- **PROVIDED DATA**
● ● ● ● ● ● ●

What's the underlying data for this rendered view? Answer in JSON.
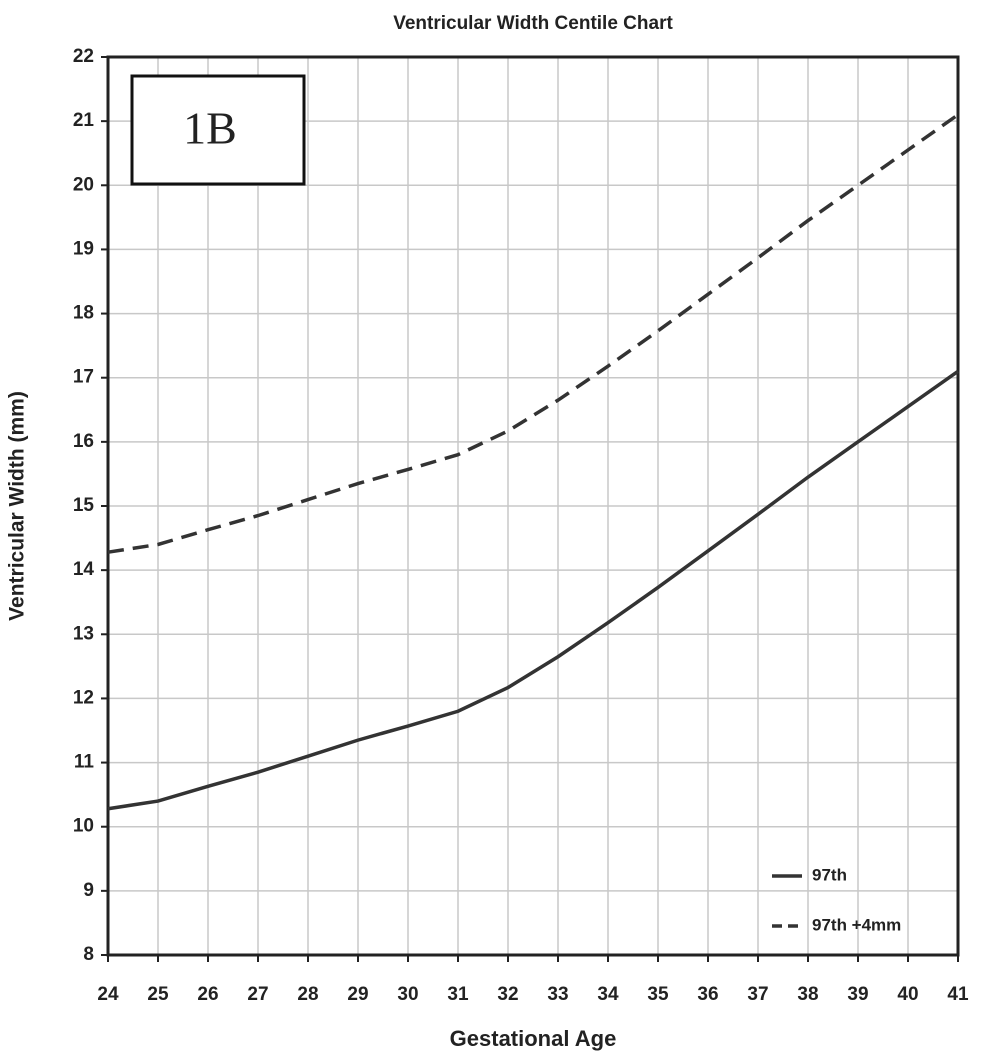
{
  "chart_data": {
    "type": "line",
    "title": "Ventricular Width Centile Chart",
    "x_label": "Gestational Age",
    "y_label": "Ventricular Width (mm)",
    "annotation": "1B",
    "x": [
      24,
      25,
      26,
      27,
      28,
      29,
      30,
      31,
      32,
      33,
      34,
      35,
      36,
      37,
      38,
      39,
      40,
      41
    ],
    "series": [
      {
        "name": "97th",
        "color": "#333333",
        "dash": false,
        "values": [
          10.28,
          10.4,
          10.63,
          10.85,
          11.1,
          11.35,
          11.57,
          11.8,
          12.17,
          12.65,
          13.18,
          13.73,
          14.3,
          14.87,
          15.45,
          16.0,
          16.55,
          17.1
        ]
      },
      {
        "name": "97th +4mm",
        "color": "#333333",
        "dash": true,
        "values": [
          14.28,
          14.4,
          14.63,
          14.85,
          15.1,
          15.35,
          15.57,
          15.8,
          16.17,
          16.65,
          17.18,
          17.73,
          18.3,
          18.87,
          19.45,
          20.0,
          20.55,
          21.1
        ]
      }
    ],
    "xlim": [
      24,
      41
    ],
    "xticks": [
      24,
      25,
      26,
      27,
      28,
      29,
      30,
      31,
      32,
      33,
      34,
      35,
      36,
      37,
      38,
      39,
      40,
      41
    ],
    "ylim": [
      8,
      22
    ],
    "yticks": [
      8,
      9,
      10,
      11,
      12,
      13,
      14,
      15,
      16,
      17,
      18,
      19,
      20,
      21,
      22
    ],
    "grid": true,
    "legend": "lower right"
  }
}
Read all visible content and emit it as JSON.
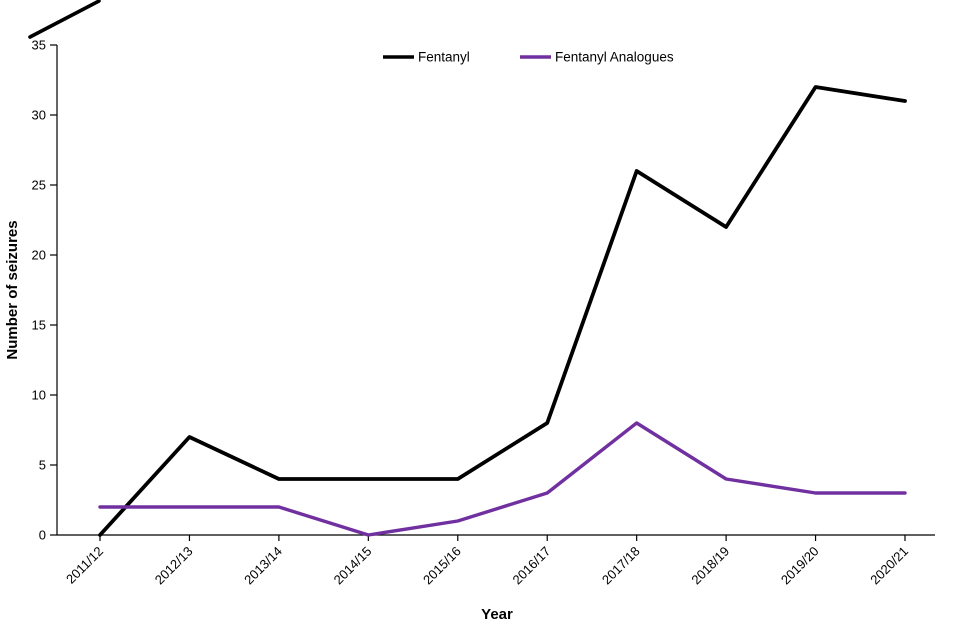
{
  "chart_data": {
    "type": "line",
    "title": "",
    "categories": [
      "2011/12",
      "2012/13",
      "2013/14",
      "2014/15",
      "2015/16",
      "2016/17",
      "2017/18",
      "2018/19",
      "2019/20",
      "2020/21"
    ],
    "series": [
      {
        "name": "Fentanyl",
        "color": "#000000",
        "values": [
          0,
          7,
          4,
          4,
          4,
          8,
          26,
          22,
          32,
          31
        ]
      },
      {
        "name": "Fentanyl Analogues",
        "color": "#7030A0",
        "values": [
          2,
          2,
          2,
          0,
          1,
          3,
          8,
          4,
          3,
          3
        ]
      }
    ],
    "xlabel": "Year",
    "ylabel": "Number of seizures",
    "ylim": [
      0,
      35
    ],
    "ytick_step": 5,
    "grid": false,
    "legend_position": "top-center"
  }
}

● ● ● ● ● ● ●

- **GIVEN PROBLEM**
Starting at the line that contains "Read all visible content and emit it as JSON.", write out every line through the final line of the entries, word for word; skip any pictures.

- **ANSWER**
Read all visible content and emit it as JSON.
{
  "chart_data": {
    "type": "line",
    "title": "",
    "categories": [
      "2011/12",
      "2012/13",
      "2013/14",
      "2014/15",
      "2015/16",
      "2016/17",
      "2017/18",
      "2018/19",
      "2019/20",
      "2020/21"
    ],
    "series": [
      {
        "name": "Fentanyl",
        "color": "#000000",
        "values": [
          0,
          7,
          4,
          4,
          4,
          8,
          26,
          22,
          32,
          31
        ]
      },
      {
        "name": "Fentanyl Analogues",
        "color": "#7030A0",
        "values": [
          2,
          2,
          2,
          0,
          1,
          3,
          8,
          4,
          3,
          3
        ]
      }
    ],
    "xlabel": "Year",
    "ylabel": "Number of seizures",
    "ylim": [
      0,
      35
    ],
    "ytick_step": 5,
    "grid": false,
    "legend_position": "top-center"
  }
}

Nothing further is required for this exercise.